What to work on: Give the count of lines in the data that include "الإصدارات", with no other words.

Data shown:
'''

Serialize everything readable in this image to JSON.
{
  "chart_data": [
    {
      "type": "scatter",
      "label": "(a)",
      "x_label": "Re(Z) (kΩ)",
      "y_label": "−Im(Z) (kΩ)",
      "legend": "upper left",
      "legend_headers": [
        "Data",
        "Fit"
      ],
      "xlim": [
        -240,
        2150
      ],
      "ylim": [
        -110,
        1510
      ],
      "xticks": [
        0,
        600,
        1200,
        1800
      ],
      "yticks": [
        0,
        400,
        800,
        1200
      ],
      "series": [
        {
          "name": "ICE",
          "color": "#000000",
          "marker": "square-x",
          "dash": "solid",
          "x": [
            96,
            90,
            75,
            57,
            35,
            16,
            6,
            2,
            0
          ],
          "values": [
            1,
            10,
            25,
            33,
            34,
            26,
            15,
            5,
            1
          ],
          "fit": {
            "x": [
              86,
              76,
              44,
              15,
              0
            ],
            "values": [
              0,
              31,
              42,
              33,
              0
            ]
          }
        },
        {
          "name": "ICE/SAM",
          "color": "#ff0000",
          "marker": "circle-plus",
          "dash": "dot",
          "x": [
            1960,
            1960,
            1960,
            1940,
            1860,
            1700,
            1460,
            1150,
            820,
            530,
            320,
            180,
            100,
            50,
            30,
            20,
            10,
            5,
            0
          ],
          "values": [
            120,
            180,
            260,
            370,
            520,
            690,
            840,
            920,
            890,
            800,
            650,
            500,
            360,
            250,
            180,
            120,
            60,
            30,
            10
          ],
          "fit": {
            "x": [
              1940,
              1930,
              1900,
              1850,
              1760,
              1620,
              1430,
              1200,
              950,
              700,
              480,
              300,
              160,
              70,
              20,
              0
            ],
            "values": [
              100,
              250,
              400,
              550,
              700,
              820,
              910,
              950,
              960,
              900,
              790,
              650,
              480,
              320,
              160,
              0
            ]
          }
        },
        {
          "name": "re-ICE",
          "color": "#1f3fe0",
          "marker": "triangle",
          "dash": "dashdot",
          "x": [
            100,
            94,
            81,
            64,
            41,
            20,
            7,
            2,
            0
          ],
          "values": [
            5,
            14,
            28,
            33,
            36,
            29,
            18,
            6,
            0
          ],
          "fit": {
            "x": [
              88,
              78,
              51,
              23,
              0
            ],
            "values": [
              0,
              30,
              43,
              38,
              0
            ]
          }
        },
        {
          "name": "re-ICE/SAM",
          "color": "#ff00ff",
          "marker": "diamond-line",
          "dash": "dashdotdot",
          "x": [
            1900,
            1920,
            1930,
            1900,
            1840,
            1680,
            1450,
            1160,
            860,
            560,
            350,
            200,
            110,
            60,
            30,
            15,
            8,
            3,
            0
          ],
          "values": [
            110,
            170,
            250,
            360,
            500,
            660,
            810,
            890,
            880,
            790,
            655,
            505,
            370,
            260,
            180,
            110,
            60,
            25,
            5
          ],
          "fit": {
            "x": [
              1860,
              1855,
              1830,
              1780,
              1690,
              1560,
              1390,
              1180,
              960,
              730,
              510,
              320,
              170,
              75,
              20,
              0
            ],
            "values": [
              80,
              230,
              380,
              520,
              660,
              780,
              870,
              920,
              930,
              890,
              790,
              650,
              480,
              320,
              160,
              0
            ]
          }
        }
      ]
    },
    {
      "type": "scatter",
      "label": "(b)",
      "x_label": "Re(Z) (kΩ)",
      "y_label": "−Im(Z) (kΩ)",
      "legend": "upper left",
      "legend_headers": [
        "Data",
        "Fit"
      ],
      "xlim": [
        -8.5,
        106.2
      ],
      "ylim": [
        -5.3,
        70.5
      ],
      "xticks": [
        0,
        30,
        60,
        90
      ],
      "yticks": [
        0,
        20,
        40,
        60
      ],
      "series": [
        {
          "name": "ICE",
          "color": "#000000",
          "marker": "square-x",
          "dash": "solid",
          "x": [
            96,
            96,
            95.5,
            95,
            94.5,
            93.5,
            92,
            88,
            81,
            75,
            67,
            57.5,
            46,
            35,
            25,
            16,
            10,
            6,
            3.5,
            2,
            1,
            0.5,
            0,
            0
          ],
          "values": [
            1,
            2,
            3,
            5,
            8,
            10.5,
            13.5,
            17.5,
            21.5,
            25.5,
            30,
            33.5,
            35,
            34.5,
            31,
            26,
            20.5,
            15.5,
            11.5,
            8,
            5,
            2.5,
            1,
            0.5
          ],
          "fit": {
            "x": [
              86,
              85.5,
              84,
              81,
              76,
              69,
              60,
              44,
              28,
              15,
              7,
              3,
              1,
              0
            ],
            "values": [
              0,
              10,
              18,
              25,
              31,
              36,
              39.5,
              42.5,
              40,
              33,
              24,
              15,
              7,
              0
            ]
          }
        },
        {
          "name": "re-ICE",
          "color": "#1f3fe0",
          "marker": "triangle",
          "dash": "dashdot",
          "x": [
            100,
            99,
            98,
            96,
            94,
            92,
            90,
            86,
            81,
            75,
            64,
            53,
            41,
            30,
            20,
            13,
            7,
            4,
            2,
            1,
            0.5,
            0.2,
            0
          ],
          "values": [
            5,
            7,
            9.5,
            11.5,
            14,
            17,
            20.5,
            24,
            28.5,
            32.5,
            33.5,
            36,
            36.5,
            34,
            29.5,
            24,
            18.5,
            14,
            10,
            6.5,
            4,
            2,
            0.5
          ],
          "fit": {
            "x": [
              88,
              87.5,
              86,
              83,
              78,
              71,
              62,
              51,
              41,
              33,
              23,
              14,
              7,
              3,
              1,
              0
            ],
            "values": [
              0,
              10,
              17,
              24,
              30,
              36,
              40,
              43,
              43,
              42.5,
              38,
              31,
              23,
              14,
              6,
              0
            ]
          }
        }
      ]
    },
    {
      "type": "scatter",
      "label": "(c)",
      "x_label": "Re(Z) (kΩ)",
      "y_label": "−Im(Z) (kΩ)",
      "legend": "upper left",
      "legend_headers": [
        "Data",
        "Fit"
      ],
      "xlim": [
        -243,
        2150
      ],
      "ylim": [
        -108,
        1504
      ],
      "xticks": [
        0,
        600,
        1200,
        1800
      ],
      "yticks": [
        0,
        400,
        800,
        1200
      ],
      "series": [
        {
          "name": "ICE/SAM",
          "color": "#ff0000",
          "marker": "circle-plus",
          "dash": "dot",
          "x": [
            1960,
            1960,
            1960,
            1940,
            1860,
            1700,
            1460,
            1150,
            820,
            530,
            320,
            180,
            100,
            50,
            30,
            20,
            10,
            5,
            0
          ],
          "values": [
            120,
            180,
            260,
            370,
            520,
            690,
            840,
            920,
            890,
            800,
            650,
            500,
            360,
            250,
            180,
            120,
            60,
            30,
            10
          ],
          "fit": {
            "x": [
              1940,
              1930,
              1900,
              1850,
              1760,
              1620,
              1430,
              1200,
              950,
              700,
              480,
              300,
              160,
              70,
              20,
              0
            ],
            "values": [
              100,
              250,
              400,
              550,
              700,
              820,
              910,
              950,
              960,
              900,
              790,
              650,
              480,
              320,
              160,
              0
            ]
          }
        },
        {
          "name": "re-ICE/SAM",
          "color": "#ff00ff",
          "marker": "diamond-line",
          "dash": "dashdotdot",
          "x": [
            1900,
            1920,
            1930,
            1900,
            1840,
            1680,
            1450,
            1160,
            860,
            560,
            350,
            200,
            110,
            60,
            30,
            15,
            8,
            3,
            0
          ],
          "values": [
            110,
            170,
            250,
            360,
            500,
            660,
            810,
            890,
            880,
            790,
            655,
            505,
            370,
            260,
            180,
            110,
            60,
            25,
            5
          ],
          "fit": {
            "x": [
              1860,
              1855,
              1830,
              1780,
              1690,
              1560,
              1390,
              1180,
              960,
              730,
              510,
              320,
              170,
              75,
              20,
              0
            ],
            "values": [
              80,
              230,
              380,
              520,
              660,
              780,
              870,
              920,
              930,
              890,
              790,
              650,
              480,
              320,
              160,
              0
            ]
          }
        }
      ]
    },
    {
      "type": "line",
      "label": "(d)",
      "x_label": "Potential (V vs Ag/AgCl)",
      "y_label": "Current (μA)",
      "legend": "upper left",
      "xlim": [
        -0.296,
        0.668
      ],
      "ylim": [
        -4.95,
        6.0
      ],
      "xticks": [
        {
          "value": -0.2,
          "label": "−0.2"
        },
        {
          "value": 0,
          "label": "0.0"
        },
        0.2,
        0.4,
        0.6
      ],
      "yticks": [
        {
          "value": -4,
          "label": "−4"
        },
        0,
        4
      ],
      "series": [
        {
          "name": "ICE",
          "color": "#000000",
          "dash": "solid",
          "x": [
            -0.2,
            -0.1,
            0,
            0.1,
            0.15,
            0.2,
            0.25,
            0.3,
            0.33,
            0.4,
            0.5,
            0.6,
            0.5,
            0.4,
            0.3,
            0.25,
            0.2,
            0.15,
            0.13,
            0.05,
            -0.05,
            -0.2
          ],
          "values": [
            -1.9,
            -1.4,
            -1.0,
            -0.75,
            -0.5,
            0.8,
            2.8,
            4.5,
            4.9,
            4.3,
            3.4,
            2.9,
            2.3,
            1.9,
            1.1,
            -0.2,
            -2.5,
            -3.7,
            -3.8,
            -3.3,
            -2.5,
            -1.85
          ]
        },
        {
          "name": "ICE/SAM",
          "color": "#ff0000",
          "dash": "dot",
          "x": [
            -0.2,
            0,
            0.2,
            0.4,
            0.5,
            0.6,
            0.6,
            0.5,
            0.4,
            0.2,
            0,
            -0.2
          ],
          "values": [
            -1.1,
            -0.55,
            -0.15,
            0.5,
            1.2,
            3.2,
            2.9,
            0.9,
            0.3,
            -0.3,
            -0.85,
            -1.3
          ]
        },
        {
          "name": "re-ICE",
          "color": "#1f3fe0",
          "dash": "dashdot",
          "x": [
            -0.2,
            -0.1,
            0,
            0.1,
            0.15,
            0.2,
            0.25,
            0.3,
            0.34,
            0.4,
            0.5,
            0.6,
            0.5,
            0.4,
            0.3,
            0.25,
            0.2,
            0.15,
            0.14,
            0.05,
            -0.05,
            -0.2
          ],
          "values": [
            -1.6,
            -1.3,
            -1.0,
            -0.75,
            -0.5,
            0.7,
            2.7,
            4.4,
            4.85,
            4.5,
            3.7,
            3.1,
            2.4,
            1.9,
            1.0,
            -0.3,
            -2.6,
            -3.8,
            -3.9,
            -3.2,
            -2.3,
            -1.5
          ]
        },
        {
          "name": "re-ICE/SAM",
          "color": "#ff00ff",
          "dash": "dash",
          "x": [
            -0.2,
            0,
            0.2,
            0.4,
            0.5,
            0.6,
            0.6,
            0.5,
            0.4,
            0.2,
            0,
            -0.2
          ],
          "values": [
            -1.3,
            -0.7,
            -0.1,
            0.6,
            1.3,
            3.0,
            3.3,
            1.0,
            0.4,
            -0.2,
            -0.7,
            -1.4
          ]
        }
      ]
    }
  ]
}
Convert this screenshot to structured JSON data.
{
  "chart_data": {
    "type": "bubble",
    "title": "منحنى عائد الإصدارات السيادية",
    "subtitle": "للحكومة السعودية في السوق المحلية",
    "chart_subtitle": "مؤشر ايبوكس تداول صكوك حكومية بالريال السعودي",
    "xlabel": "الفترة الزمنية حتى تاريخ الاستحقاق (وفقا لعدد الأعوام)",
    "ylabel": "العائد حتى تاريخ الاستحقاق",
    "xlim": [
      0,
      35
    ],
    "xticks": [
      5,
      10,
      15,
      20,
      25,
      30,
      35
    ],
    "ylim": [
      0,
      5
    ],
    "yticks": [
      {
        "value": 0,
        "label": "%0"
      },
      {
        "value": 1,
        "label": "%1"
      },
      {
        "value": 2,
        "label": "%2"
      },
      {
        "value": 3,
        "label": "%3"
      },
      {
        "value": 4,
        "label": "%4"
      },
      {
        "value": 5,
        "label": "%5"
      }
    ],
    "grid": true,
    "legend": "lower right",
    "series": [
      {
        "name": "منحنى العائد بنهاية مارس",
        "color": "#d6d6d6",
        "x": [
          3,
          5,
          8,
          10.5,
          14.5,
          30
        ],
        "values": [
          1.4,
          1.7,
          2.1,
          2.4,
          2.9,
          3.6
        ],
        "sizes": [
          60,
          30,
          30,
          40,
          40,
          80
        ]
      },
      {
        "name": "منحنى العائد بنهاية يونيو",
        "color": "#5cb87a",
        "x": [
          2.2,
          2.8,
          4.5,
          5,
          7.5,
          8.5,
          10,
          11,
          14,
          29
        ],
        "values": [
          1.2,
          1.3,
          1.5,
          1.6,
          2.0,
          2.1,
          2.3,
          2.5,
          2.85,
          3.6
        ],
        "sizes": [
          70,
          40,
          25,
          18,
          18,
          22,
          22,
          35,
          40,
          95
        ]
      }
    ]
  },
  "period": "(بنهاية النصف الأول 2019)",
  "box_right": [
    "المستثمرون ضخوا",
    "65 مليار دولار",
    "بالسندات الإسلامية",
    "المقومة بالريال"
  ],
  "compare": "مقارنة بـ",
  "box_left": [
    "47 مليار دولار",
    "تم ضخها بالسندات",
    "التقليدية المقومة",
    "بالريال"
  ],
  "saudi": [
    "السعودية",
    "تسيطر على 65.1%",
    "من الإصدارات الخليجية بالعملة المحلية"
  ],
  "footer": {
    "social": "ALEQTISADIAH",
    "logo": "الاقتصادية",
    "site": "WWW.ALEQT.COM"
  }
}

'''

Full answer: 2